[Data tied to figure images]
- - -

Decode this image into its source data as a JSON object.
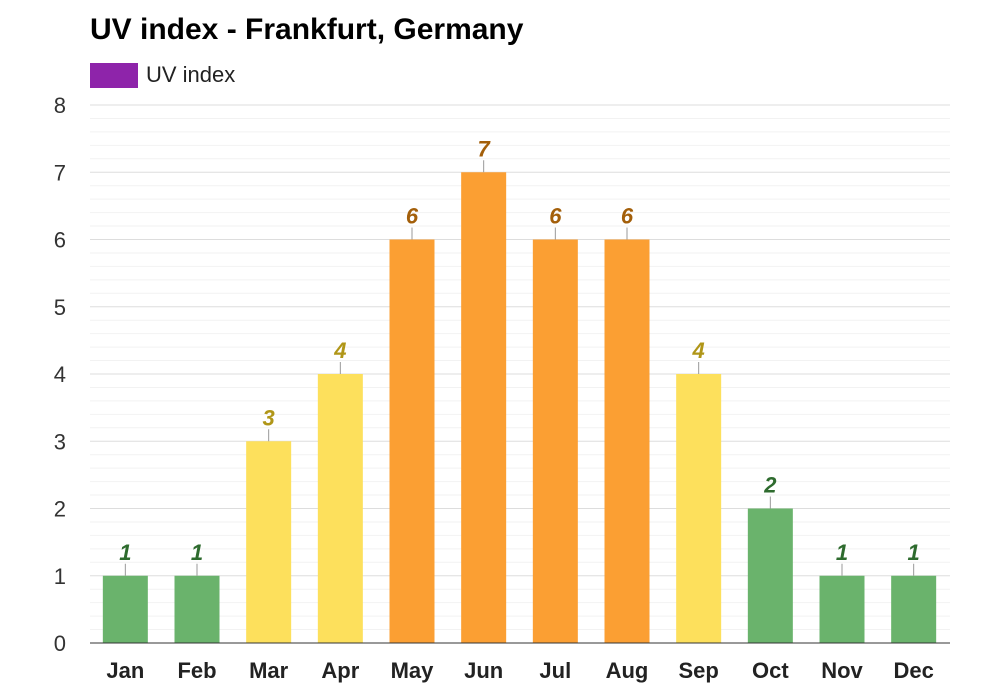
{
  "chart_data": {
    "type": "bar",
    "title": "UV index - Frankfurt, Germany",
    "legend": [
      {
        "name": "UV index",
        "color": "#8e24aa"
      }
    ],
    "legend_position": "top-left",
    "categories": [
      "Jan",
      "Feb",
      "Mar",
      "Apr",
      "May",
      "Jun",
      "Jul",
      "Aug",
      "Sep",
      "Oct",
      "Nov",
      "Dec"
    ],
    "series": [
      {
        "name": "UV index",
        "values": [
          1,
          1,
          3,
          4,
          6,
          7,
          6,
          6,
          4,
          2,
          1,
          1
        ]
      }
    ],
    "xlabel": "",
    "ylabel": "",
    "ylim": [
      0,
      8
    ],
    "yticks": [
      0,
      1,
      2,
      3,
      4,
      5,
      6,
      7,
      8
    ],
    "grid": true,
    "color_scale": [
      {
        "max": 2,
        "fill": "#6ab36c",
        "label_color": "#2e6b2e"
      },
      {
        "max": 5,
        "fill": "#fde05c",
        "label_color": "#b09618"
      },
      {
        "max": 7,
        "fill": "#fb9f33",
        "label_color": "#a35f0a"
      }
    ]
  }
}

- - -

Transcribe the records above exactly, leaving out every picture.

Decode this image into its source data as a JSON object.
{
  "chart_data": {
    "type": "bar",
    "title": "UV index - Frankfurt, Germany",
    "legend": [
      {
        "name": "UV index",
        "color": "#8e24aa"
      }
    ],
    "legend_position": "top-left",
    "categories": [
      "Jan",
      "Feb",
      "Mar",
      "Apr",
      "May",
      "Jun",
      "Jul",
      "Aug",
      "Sep",
      "Oct",
      "Nov",
      "Dec"
    ],
    "series": [
      {
        "name": "UV index",
        "values": [
          1,
          1,
          3,
          4,
          6,
          7,
          6,
          6,
          4,
          2,
          1,
          1
        ]
      }
    ],
    "xlabel": "",
    "ylabel": "",
    "ylim": [
      0,
      8
    ],
    "yticks": [
      0,
      1,
      2,
      3,
      4,
      5,
      6,
      7,
      8
    ],
    "grid": true,
    "color_scale": [
      {
        "max": 2,
        "fill": "#6ab36c",
        "label_color": "#2e6b2e"
      },
      {
        "max": 5,
        "fill": "#fde05c",
        "label_color": "#b09618"
      },
      {
        "max": 7,
        "fill": "#fb9f33",
        "label_color": "#a35f0a"
      }
    ]
  }
}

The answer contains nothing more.